#### YOUR TASK:
The records below must be retyped exactly.

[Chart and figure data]
--------------------------------

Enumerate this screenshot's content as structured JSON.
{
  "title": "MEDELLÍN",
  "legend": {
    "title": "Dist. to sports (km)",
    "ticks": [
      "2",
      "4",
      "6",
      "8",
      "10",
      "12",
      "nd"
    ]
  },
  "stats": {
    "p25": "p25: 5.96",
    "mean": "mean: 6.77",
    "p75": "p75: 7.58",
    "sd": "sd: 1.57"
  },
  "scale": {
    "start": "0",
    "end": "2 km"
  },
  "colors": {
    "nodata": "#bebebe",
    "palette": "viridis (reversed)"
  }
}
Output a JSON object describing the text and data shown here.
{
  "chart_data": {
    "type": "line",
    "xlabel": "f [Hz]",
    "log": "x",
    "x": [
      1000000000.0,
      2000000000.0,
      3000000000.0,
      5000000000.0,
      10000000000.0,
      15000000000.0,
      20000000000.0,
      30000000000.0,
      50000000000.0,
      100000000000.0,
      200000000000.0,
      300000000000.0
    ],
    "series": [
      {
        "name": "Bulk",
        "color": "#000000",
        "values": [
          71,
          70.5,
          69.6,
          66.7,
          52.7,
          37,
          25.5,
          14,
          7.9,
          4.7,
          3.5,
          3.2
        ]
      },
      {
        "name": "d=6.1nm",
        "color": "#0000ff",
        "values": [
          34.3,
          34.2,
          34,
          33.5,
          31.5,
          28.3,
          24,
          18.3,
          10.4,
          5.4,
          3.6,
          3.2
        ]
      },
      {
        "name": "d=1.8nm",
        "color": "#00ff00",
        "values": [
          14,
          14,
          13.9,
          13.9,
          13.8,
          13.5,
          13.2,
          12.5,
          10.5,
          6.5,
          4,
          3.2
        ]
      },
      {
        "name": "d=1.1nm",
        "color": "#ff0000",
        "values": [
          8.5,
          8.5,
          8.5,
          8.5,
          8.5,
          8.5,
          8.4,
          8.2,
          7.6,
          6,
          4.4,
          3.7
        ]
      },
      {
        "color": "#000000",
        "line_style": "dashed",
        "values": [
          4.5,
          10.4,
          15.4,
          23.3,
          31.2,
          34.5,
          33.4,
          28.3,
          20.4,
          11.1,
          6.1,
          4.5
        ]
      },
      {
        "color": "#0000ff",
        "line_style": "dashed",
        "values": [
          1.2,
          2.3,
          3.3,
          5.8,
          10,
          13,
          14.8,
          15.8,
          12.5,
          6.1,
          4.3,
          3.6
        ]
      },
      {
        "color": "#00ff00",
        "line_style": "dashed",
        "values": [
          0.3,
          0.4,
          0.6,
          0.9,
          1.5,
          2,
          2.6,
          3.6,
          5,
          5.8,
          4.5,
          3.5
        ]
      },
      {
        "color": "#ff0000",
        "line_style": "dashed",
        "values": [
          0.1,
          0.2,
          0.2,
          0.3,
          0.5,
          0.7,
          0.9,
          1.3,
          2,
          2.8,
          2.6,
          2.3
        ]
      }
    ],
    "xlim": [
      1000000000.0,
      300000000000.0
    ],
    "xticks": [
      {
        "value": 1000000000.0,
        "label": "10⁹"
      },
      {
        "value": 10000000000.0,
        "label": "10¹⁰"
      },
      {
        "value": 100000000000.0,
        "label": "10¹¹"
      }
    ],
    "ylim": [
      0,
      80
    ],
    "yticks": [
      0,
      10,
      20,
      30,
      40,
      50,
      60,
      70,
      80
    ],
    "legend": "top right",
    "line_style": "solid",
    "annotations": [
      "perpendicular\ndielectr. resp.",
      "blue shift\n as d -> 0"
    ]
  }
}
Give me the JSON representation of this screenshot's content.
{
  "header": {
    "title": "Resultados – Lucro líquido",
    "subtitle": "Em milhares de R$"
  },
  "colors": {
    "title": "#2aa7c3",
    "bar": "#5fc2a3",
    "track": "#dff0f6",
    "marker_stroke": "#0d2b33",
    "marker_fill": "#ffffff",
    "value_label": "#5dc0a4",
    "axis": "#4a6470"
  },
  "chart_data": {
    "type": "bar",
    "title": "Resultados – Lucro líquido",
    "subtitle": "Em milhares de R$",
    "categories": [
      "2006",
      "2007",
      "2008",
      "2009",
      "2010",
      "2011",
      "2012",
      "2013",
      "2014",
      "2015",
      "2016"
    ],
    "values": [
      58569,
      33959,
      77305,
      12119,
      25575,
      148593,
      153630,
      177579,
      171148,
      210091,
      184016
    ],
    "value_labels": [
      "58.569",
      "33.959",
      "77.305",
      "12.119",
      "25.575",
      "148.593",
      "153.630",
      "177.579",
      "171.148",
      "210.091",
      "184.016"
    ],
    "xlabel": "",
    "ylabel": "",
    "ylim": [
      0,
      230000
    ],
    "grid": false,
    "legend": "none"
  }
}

--------------------------------

#### SOLUTION TO THIS PROBLEM:
Enumerate this screenshot's content as structured JSON.
{
  "title": "MEDELLÍN",
  "legend": {
    "title": "Dist. to sports (km)",
    "ticks": [
      "2",
      "4",
      "6",
      "8",
      "10",
      "12",
      "nd"
    ]
  },
  "stats": {
    "p25": "p25: 5.96",
    "mean": "mean: 6.77",
    "p75": "p75: 7.58",
    "sd": "sd: 1.57"
  },
  "scale": {
    "start": "0",
    "end": "2 km"
  },
  "colors": {
    "nodata": "#bebebe",
    "palette": "viridis (reversed)"
  }
}
Output a JSON object describing the text and data shown here.
{
  "chart_data": {
    "type": "line",
    "xlabel": "f [Hz]",
    "log": "x",
    "x": [
      1000000000.0,
      2000000000.0,
      3000000000.0,
      5000000000.0,
      10000000000.0,
      15000000000.0,
      20000000000.0,
      30000000000.0,
      50000000000.0,
      100000000000.0,
      200000000000.0,
      300000000000.0
    ],
    "series": [
      {
        "name": "Bulk",
        "color": "#000000",
        "values": [
          71,
          70.5,
          69.6,
          66.7,
          52.7,
          37,
          25.5,
          14,
          7.9,
          4.7,
          3.5,
          3.2
        ]
      },
      {
        "name": "d=6.1nm",
        "color": "#0000ff",
        "values": [
          34.3,
          34.2,
          34,
          33.5,
          31.5,
          28.3,
          24,
          18.3,
          10.4,
          5.4,
          3.6,
          3.2
        ]
      },
      {
        "name": "d=1.8nm",
        "color": "#00ff00",
        "values": [
          14,
          14,
          13.9,
          13.9,
          13.8,
          13.5,
          13.2,
          12.5,
          10.5,
          6.5,
          4,
          3.2
        ]
      },
      {
        "name": "d=1.1nm",
        "color": "#ff0000",
        "values": [
          8.5,
          8.5,
          8.5,
          8.5,
          8.5,
          8.5,
          8.4,
          8.2,
          7.6,
          6,
          4.4,
          3.7
        ]
      },
      {
        "color": "#000000",
        "line_style": "dashed",
        "values": [
          4.5,
          10.4,
          15.4,
          23.3,
          31.2,
          34.5,
          33.4,
          28.3,
          20.4,
          11.1,
          6.1,
          4.5
        ]
      },
      {
        "color": "#0000ff",
        "line_style": "dashed",
        "values": [
          1.2,
          2.3,
          3.3,
          5.8,
          10,
          13,
          14.8,
          15.8,
          12.5,
          6.1,
          4.3,
          3.6
        ]
      },
      {
        "color": "#00ff00",
        "line_style": "dashed",
        "values": [
          0.3,
          0.4,
          0.6,
          0.9,
          1.5,
          2,
          2.6,
          3.6,
          5,
          5.8,
          4.5,
          3.5
        ]
      },
      {
        "color": "#ff0000",
        "line_style": "dashed",
        "values": [
          0.1,
          0.2,
          0.2,
          0.3,
          0.5,
          0.7,
          0.9,
          1.3,
          2,
          2.8,
          2.6,
          2.3
        ]
      }
    ],
    "xlim": [
      1000000000.0,
      300000000000.0
    ],
    "xticks": [
      {
        "value": 1000000000.0,
        "label": "10⁹"
      },
      {
        "value": 10000000000.0,
        "label": "10¹⁰"
      },
      {
        "value": 100000000000.0,
        "label": "10¹¹"
      }
    ],
    "ylim": [
      0,
      80
    ],
    "yticks": [
      0,
      10,
      20,
      30,
      40,
      50,
      60,
      70,
      80
    ],
    "legend": "top right",
    "line_style": "solid",
    "annotations": [
      "perpendicular\ndielectr. resp.",
      "blue shift\n as d -> 0"
    ]
  }
}
Give me the JSON representation of this screenshot's content.
{
  "header": {
    "title": "Resultados – Lucro líquido",
    "subtitle": "Em milhares de R$"
  },
  "colors": {
    "title": "#2aa7c3",
    "bar": "#5fc2a3",
    "track": "#dff0f6",
    "marker_stroke": "#0d2b33",
    "marker_fill": "#ffffff",
    "value_label": "#5dc0a4",
    "axis": "#4a6470"
  },
  "chart_data": {
    "type": "bar",
    "title": "Resultados – Lucro líquido",
    "subtitle": "Em milhares de R$",
    "categories": [
      "2006",
      "2007",
      "2008",
      "2009",
      "2010",
      "2011",
      "2012",
      "2013",
      "2014",
      "2015",
      "2016"
    ],
    "values": [
      58569,
      33959,
      77305,
      12119,
      25575,
      148593,
      153630,
      177579,
      171148,
      210091,
      184016
    ],
    "value_labels": [
      "58.569",
      "33.959",
      "77.305",
      "12.119",
      "25.575",
      "148.593",
      "153.630",
      "177.579",
      "171.148",
      "210.091",
      "184.016"
    ],
    "xlabel": "",
    "ylabel": "",
    "ylim": [
      0,
      230000
    ],
    "grid": false,
    "legend": "none"
  }
}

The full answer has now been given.